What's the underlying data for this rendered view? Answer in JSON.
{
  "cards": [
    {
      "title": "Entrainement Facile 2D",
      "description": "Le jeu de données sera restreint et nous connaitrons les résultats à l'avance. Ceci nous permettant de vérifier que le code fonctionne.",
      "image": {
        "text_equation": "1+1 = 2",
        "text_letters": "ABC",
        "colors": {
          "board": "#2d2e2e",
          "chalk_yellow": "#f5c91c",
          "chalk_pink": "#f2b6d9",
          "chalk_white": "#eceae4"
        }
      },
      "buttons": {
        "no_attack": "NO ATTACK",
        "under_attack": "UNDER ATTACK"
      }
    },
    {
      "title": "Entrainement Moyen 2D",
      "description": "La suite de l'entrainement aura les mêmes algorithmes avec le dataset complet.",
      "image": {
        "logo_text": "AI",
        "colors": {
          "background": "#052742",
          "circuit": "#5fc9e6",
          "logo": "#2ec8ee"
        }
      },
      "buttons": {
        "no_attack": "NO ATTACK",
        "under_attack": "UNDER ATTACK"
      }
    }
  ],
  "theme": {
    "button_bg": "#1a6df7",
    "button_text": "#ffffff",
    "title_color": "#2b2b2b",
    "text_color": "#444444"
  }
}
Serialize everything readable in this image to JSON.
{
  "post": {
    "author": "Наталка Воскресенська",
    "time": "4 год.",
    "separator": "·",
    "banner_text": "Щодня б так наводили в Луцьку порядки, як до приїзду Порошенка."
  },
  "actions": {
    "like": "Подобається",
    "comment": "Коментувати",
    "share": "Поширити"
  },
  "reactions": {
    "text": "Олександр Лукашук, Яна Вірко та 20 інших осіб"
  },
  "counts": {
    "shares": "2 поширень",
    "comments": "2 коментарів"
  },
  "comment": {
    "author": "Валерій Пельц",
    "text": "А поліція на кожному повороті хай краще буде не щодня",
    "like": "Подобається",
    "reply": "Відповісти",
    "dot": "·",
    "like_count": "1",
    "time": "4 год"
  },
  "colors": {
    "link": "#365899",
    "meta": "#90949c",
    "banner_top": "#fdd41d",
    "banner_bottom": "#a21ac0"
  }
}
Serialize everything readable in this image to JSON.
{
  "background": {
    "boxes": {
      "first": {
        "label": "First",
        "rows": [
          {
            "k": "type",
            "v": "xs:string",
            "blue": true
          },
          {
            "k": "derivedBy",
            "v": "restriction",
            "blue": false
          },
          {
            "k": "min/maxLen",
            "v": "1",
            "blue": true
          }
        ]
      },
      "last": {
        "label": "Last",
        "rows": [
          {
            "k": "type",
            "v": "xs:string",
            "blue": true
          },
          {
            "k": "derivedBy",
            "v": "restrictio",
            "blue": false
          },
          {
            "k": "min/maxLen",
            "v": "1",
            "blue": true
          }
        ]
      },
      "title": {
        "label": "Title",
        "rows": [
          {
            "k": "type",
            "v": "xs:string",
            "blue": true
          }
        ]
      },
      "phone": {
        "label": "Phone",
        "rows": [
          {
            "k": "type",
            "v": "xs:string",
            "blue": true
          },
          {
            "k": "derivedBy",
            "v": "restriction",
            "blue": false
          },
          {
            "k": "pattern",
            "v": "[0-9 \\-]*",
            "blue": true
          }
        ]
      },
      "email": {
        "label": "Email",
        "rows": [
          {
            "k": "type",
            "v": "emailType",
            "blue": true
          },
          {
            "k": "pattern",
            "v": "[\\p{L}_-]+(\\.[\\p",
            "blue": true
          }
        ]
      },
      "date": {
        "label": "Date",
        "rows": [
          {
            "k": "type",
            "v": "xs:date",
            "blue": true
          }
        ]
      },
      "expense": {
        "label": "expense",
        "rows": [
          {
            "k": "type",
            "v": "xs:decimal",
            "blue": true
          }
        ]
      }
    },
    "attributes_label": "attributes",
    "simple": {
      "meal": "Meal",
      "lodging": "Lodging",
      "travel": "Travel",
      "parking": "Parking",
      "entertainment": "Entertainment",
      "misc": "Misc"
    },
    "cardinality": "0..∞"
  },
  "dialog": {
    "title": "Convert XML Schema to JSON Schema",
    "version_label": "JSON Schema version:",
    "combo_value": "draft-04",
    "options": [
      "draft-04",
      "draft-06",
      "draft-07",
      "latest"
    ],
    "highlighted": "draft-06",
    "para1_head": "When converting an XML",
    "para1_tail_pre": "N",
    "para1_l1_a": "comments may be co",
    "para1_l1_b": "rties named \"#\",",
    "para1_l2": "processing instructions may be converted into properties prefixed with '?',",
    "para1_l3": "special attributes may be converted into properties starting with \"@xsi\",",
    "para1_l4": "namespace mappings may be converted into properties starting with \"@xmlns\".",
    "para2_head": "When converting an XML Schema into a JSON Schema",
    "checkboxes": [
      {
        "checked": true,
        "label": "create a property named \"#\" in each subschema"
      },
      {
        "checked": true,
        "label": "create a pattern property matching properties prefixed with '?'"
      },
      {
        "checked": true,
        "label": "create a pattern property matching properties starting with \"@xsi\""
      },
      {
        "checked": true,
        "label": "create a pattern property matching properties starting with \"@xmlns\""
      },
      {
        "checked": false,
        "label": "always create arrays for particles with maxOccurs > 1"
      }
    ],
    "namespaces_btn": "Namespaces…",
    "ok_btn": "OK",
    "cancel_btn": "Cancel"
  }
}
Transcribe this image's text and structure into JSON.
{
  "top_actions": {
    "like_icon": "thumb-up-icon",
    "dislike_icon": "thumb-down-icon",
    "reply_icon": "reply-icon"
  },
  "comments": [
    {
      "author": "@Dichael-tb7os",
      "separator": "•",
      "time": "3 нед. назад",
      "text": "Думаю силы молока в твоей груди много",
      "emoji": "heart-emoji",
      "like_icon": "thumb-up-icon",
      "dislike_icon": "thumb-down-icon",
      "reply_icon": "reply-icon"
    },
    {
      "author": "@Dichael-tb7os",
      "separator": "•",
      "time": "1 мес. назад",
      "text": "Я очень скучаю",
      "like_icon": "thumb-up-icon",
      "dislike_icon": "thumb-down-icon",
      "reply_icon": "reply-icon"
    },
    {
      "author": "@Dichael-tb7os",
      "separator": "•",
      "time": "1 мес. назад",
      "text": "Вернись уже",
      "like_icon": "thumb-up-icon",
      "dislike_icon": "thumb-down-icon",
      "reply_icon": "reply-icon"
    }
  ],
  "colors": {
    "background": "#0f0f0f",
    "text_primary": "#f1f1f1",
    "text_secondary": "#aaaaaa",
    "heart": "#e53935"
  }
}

### YOUR INSTRUCTIONS
Quote every entry exactly.

### SOLVED PROBLEM
What's the underlying data for this rendered view? Answer in JSON.
{
  "cards": [
    {
      "title": "Entrainement Facile 2D",
      "description": "Le jeu de données sera restreint et nous connaitrons les résultats à l'avance. Ceci nous permettant de vérifier que le code fonctionne.",
      "image": {
        "text_equation": "1+1 = 2",
        "text_letters": "ABC",
        "colors": {
          "board": "#2d2e2e",
          "chalk_yellow": "#f5c91c",
          "chalk_pink": "#f2b6d9",
          "chalk_white": "#eceae4"
        }
      },
      "buttons": {
        "no_attack": "NO ATTACK",
        "under_attack": "UNDER ATTACK"
      }
    },
    {
      "title": "Entrainement Moyen 2D",
      "description": "La suite de l'entrainement aura les mêmes algorithmes avec le dataset complet.",
      "image": {
        "logo_text": "AI",
        "colors": {
          "background": "#052742",
          "circuit": "#5fc9e6",
          "logo": "#2ec8ee"
        }
      },
      "buttons": {
        "no_attack": "NO ATTACK",
        "under_attack": "UNDER ATTACK"
      }
    }
  ],
  "theme": {
    "button_bg": "#1a6df7",
    "button_text": "#ffffff",
    "title_color": "#2b2b2b",
    "text_color": "#444444"
  }
}
Serialize everything readable in this image to JSON.
{
  "post": {
    "author": "Наталка Воскресенська",
    "time": "4 год.",
    "separator": "·",
    "banner_text": "Щодня б так наводили в Луцьку порядки, як до приїзду Порошенка."
  },
  "actions": {
    "like": "Подобається",
    "comment": "Коментувати",
    "share": "Поширити"
  },
  "reactions": {
    "text": "Олександр Лукашук, Яна Вірко та 20 інших осіб"
  },
  "counts": {
    "shares": "2 поширень",
    "comments": "2 коментарів"
  },
  "comment": {
    "author": "Валерій Пельц",
    "text": "А поліція на кожному повороті хай краще буде не щодня",
    "like": "Подобається",
    "reply": "Відповісти",
    "dot": "·",
    "like_count": "1",
    "time": "4 год"
  },
  "colors": {
    "link": "#365899",
    "meta": "#90949c",
    "banner_top": "#fdd41d",
    "banner_bottom": "#a21ac0"
  }
}
Serialize everything readable in this image to JSON.
{
  "background": {
    "boxes": {
      "first": {
        "label": "First",
        "rows": [
          {
            "k": "type",
            "v": "xs:string",
            "blue": true
          },
          {
            "k": "derivedBy",
            "v": "restriction",
            "blue": false
          },
          {
            "k": "min/maxLen",
            "v": "1",
            "blue": true
          }
        ]
      },
      "last": {
        "label": "Last",
        "rows": [
          {
            "k": "type",
            "v": "xs:string",
            "blue": true
          },
          {
            "k": "derivedBy",
            "v": "restrictio",
            "blue": false
          },
          {
            "k": "min/maxLen",
            "v": "1",
            "blue": true
          }
        ]
      },
      "title": {
        "label": "Title",
        "rows": [
          {
            "k": "type",
            "v": "xs:string",
            "blue": true
          }
        ]
      },
      "phone": {
        "label": "Phone",
        "rows": [
          {
            "k": "type",
            "v": "xs:string",
            "blue": true
          },
          {
            "k": "derivedBy",
            "v": "restriction",
            "blue": false
          },
          {
            "k": "pattern",
            "v": "[0-9 \\-]*",
            "blue": true
          }
        ]
      },
      "email": {
        "label": "Email",
        "rows": [
          {
            "k": "type",
            "v": "emailType",
            "blue": true
          },
          {
            "k": "pattern",
            "v": "[\\p{L}_-]+(\\.[\\p",
            "blue": true
          }
        ]
      },
      "date": {
        "label": "Date",
        "rows": [
          {
            "k": "type",
            "v": "xs:date",
            "blue": true
          }
        ]
      },
      "expense": {
        "label": "expense",
        "rows": [
          {
            "k": "type",
            "v": "xs:decimal",
            "blue": true
          }
        ]
      }
    },
    "attributes_label": "attributes",
    "simple": {
      "meal": "Meal",
      "lodging": "Lodging",
      "travel": "Travel",
      "parking": "Parking",
      "entertainment": "Entertainment",
      "misc": "Misc"
    },
    "cardinality": "0..∞"
  },
  "dialog": {
    "title": "Convert XML Schema to JSON Schema",
    "version_label": "JSON Schema version:",
    "combo_value": "draft-04",
    "options": [
      "draft-04",
      "draft-06",
      "draft-07",
      "latest"
    ],
    "highlighted": "draft-06",
    "para1_head": "When converting an XML",
    "para1_tail_pre": "N",
    "para1_l1_a": "comments may be co",
    "para1_l1_b": "rties named \"#\",",
    "para1_l2": "processing instructions may be converted into properties prefixed with '?',",
    "para1_l3": "special attributes may be converted into properties starting with \"@xsi\",",
    "para1_l4": "namespace mappings may be converted into properties starting with \"@xmlns\".",
    "para2_head": "When converting an XML Schema into a JSON Schema",
    "checkboxes": [
      {
        "checked": true,
        "label": "create a property named \"#\" in each subschema"
      },
      {
        "checked": true,
        "label": "create a pattern property matching properties prefixed with '?'"
      },
      {
        "checked": true,
        "label": "create a pattern property matching properties starting with \"@xsi\""
      },
      {
        "checked": true,
        "label": "create a pattern property matching properties starting with \"@xmlns\""
      },
      {
        "checked": false,
        "label": "always create arrays for particles with maxOccurs > 1"
      }
    ],
    "namespaces_btn": "Namespaces…",
    "ok_btn": "OK",
    "cancel_btn": "Cancel"
  }
}
Transcribe this image's text and structure into JSON.
{
  "top_actions": {
    "like_icon": "thumb-up-icon",
    "dislike_icon": "thumb-down-icon",
    "reply_icon": "reply-icon"
  },
  "comments": [
    {
      "author": "@Dichael-tb7os",
      "separator": "•",
      "time": "3 нед. назад",
      "text": "Думаю силы молока в твоей груди много",
      "emoji": "heart-emoji",
      "like_icon": "thumb-up-icon",
      "dislike_icon": "thumb-down-icon",
      "reply_icon": "reply-icon"
    },
    {
      "author": "@Dichael-tb7os",
      "separator": "•",
      "time": "1 мес. назад",
      "text": "Я очень скучаю",
      "like_icon": "thumb-up-icon",
      "dislike_icon": "thumb-down-icon",
      "reply_icon": "reply-icon"
    },
    {
      "author": "@Dichael-tb7os",
      "separator": "•",
      "time": "1 мес. назад",
      "text": "Вернись уже",
      "like_icon": "thumb-up-icon",
      "dislike_icon": "thumb-down-icon",
      "reply_icon": "reply-icon"
    }
  ],
  "colors": {
    "background": "#0f0f0f",
    "text_primary": "#f1f1f1",
    "text_secondary": "#aaaaaa",
    "heart": "#e53935"
  }
}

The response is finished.